### Task objective
Copy each line of the listing below exactly.

───

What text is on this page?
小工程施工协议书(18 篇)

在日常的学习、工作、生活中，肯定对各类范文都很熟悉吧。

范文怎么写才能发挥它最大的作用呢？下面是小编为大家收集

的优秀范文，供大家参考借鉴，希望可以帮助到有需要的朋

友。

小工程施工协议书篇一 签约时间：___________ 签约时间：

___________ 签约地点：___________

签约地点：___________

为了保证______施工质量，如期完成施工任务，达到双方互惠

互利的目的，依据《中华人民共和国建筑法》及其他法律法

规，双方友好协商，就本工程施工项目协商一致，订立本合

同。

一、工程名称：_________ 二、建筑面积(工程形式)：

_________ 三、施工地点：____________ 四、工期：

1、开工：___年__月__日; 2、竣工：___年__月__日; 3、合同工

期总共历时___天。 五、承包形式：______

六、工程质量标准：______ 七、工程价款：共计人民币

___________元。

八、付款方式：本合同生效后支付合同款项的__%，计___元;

───

### Right answer
What text is on this page?
小工程施工协议书(18 篇)

在日常的学习、工作、生活中，肯定对各类范文都很熟悉吧。

范文怎么写才能发挥它最大的作用呢？下面是小编为大家收集

的优秀范文，供大家参考借鉴，希望可以帮助到有需要的朋

友。

小工程施工协议书篇一 签约时间：___________ 签约时间：

___________ 签约地点：___________

签约地点：___________

为了保证______施工质量，如期完成施工任务，达到双方互惠

互利的目的，依据《中华人民共和国建筑法》及其他法律法

规，双方友好协商，就本工程施工项目协商一致，订立本合

同。

一、工程名称：_________ 二、建筑面积(工程形式)：

_________ 三、施工地点：____________ 四、工期：

1、开工：___年__月__日; 2、竣工：___年__月__日; 3、合同工

期总共历时___天。 五、承包形式：______

六、工程质量标准：______ 七、工程价款：共计人民币

___________元。

八、付款方式：本合同生效后支付合同款项的__%，计___元;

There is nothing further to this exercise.